======== DATA LINES
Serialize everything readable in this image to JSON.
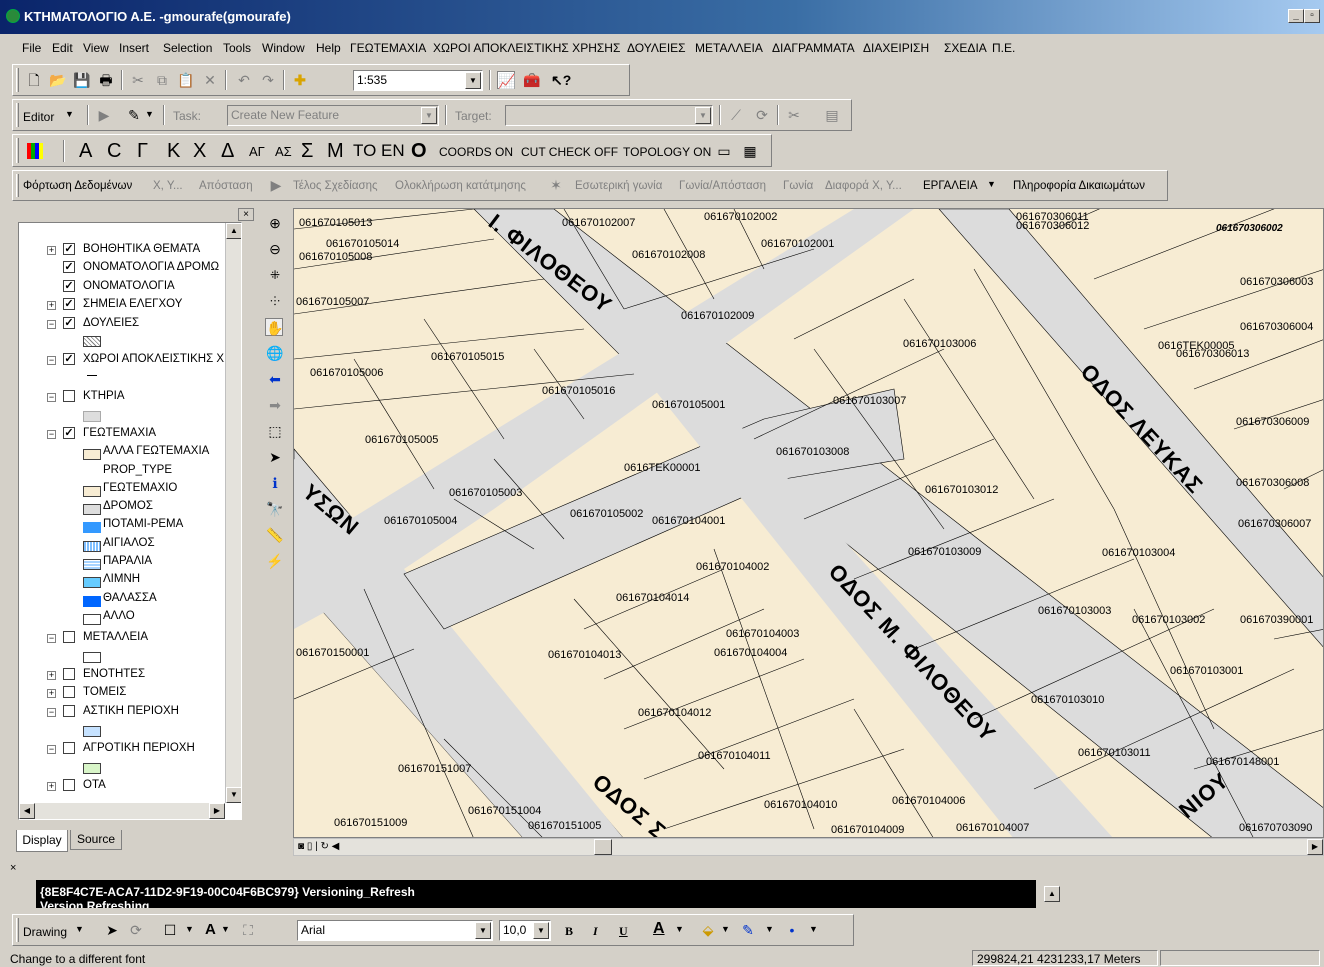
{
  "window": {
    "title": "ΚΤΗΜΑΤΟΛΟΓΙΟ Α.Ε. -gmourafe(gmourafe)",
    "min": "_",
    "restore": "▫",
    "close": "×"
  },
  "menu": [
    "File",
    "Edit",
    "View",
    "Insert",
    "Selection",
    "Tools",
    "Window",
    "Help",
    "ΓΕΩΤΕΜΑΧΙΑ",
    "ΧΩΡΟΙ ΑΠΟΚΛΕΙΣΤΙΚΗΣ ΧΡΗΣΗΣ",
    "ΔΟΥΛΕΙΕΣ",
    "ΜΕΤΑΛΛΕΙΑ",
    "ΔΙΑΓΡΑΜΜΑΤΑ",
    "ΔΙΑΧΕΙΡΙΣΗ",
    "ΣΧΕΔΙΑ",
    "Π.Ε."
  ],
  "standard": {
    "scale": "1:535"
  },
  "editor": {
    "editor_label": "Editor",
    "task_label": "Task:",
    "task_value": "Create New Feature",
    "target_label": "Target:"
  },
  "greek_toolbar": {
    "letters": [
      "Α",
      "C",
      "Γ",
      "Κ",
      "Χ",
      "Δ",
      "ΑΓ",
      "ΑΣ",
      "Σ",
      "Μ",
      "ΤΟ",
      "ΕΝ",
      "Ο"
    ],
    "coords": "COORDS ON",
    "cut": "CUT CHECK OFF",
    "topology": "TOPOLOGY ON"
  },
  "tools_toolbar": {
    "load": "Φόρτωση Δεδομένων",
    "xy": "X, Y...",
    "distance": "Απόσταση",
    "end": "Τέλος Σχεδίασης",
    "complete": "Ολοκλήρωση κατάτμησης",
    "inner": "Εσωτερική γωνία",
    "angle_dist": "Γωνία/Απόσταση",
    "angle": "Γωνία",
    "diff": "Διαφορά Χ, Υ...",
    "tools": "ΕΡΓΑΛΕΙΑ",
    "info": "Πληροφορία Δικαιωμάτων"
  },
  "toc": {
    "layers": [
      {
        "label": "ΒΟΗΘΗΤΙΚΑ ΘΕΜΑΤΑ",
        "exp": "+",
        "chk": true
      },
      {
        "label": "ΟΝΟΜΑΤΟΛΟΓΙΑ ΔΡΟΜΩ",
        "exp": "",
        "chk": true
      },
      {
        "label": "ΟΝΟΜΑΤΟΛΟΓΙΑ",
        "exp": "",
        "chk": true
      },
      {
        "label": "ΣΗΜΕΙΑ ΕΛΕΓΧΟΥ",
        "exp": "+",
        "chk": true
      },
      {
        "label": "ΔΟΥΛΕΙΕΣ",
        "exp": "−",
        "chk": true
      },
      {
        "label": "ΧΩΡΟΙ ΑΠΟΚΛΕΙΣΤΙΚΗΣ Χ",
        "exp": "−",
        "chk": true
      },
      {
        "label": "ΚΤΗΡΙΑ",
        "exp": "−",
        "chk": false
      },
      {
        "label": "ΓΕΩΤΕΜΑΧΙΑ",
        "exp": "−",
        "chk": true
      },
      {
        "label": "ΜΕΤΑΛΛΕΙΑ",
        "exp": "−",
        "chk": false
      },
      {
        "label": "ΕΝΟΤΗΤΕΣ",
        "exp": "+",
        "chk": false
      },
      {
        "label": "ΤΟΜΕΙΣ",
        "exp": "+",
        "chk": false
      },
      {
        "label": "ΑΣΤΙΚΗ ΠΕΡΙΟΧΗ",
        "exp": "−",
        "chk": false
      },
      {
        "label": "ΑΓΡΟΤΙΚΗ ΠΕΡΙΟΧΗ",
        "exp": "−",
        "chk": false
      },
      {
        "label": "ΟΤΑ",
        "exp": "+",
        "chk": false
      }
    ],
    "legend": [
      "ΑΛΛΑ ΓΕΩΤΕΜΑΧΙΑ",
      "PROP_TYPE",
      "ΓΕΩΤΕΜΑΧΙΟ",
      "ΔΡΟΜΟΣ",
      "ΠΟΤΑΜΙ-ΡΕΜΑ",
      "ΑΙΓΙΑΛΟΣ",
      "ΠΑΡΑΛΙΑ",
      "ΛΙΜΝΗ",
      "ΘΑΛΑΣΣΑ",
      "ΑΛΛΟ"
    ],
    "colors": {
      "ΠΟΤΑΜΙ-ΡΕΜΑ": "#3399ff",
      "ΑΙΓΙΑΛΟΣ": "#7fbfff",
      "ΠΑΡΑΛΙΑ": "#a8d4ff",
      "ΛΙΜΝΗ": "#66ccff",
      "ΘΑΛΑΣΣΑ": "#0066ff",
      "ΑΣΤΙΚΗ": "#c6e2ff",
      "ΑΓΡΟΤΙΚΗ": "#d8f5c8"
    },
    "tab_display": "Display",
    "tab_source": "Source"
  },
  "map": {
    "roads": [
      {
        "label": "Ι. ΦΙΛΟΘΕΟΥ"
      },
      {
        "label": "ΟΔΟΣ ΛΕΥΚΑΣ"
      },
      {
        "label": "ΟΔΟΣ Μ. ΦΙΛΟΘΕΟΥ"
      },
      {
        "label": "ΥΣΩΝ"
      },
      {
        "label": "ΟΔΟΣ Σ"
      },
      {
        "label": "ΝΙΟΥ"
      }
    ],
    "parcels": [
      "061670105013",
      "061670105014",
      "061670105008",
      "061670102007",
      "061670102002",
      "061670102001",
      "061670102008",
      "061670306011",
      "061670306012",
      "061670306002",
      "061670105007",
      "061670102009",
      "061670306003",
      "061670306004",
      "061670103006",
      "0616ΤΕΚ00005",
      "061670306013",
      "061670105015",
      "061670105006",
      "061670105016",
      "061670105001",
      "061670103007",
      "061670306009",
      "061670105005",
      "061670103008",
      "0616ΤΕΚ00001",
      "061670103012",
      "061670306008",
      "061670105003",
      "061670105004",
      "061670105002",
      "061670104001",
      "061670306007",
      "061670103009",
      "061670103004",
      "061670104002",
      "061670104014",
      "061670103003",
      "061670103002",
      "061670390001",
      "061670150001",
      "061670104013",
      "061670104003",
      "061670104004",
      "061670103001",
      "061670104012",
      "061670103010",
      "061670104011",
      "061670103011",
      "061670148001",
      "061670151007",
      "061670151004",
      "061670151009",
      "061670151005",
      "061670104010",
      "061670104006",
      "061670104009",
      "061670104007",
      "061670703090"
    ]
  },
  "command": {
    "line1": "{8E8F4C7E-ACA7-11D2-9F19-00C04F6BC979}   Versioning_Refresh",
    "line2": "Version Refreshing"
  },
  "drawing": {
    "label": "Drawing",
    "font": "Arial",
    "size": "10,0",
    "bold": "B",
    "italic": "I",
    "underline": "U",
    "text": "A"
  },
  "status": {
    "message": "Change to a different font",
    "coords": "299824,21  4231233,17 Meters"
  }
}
================
======== DATA LINES
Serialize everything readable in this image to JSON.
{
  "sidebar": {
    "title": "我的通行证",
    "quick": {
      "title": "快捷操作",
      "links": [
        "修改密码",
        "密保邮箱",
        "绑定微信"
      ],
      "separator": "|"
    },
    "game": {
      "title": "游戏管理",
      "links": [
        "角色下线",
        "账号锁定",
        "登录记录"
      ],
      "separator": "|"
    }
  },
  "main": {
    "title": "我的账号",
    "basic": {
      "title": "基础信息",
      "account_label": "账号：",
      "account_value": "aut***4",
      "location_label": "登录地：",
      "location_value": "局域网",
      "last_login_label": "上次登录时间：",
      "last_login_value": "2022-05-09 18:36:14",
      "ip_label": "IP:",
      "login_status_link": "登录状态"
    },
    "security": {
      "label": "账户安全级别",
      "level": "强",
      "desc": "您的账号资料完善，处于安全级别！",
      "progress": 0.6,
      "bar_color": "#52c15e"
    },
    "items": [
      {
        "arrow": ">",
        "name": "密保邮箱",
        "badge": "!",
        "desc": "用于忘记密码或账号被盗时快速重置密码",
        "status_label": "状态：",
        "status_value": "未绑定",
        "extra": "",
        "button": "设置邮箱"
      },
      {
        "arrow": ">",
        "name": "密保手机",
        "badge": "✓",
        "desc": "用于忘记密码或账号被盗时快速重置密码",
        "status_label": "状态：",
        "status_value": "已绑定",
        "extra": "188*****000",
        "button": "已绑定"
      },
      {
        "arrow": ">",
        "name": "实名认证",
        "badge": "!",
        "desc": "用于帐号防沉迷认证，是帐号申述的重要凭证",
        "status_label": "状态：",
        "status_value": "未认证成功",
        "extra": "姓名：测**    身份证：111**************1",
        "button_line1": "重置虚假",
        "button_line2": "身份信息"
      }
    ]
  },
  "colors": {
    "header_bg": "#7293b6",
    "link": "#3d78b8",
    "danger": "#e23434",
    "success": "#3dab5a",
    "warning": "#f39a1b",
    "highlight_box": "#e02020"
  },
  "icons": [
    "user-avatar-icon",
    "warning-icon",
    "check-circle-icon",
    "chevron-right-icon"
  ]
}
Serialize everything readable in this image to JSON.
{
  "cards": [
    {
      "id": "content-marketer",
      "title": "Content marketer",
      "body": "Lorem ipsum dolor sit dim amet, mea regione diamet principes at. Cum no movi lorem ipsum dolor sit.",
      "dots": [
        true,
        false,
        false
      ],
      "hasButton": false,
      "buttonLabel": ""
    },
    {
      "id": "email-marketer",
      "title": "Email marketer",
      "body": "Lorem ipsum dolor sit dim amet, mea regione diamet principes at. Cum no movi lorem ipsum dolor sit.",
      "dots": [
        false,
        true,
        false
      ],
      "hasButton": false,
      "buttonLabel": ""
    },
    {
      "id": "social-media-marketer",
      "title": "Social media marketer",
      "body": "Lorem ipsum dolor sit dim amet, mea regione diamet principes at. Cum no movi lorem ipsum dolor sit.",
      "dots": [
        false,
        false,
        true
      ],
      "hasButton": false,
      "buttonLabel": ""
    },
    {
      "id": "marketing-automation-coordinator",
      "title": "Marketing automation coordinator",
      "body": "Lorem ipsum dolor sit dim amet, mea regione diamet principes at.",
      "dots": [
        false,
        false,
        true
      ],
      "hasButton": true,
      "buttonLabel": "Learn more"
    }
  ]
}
================
======== DATA LINES
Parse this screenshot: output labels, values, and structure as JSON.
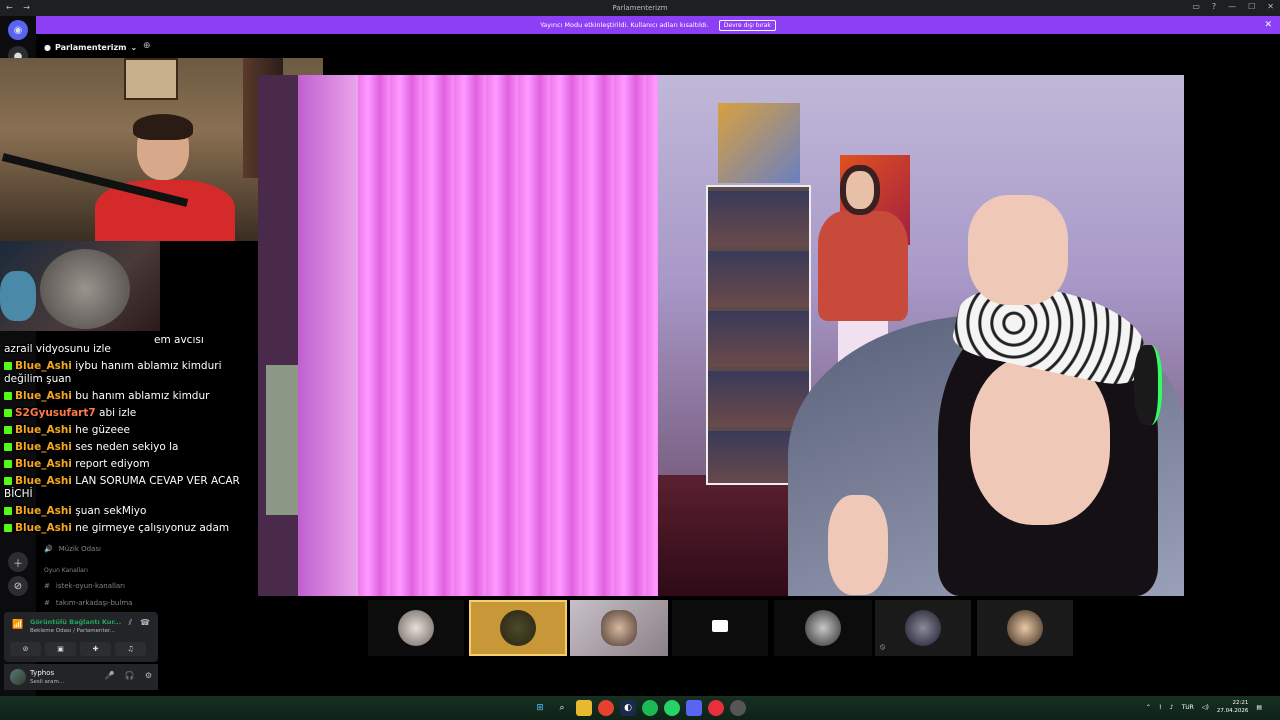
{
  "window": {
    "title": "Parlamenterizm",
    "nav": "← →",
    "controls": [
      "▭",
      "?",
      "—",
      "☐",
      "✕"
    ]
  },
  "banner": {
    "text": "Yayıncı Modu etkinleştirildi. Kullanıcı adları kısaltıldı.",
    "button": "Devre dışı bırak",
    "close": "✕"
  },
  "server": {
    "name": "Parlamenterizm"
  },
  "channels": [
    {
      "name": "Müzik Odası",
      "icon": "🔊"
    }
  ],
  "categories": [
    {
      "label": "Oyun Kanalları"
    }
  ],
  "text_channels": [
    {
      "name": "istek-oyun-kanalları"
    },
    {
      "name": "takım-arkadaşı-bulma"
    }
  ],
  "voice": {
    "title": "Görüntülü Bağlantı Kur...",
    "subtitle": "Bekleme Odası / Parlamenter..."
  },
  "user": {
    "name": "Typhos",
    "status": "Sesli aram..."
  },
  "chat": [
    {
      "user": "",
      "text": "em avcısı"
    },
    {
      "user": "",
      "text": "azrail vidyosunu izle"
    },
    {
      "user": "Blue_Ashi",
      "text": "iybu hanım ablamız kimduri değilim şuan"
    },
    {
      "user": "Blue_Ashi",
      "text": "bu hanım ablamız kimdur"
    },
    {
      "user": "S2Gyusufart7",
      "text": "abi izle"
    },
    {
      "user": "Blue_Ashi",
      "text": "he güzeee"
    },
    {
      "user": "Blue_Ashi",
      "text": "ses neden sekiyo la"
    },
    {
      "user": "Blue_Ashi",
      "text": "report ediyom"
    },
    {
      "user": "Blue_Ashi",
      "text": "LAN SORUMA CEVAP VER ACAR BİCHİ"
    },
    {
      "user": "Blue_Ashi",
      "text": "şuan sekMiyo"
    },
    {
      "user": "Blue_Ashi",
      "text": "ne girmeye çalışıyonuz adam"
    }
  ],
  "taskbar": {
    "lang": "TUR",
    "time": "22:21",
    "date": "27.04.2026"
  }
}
================
▸ SET EXERCISE: Return each line of the data that contains the string "ΑΠΟΚΛΕΙΣΤΙΚΗΣ".

▸ WRITTEN ANSWER:
    "ΧΩΡΟΙ ΑΠΟΚΛΕΙΣΤΙΚΗΣ ΧΡΗΣΗΣ",
        "label": "ΧΩΡΟΙ ΑΠΟΚΛΕΙΣΤΙΚΗΣ Χ",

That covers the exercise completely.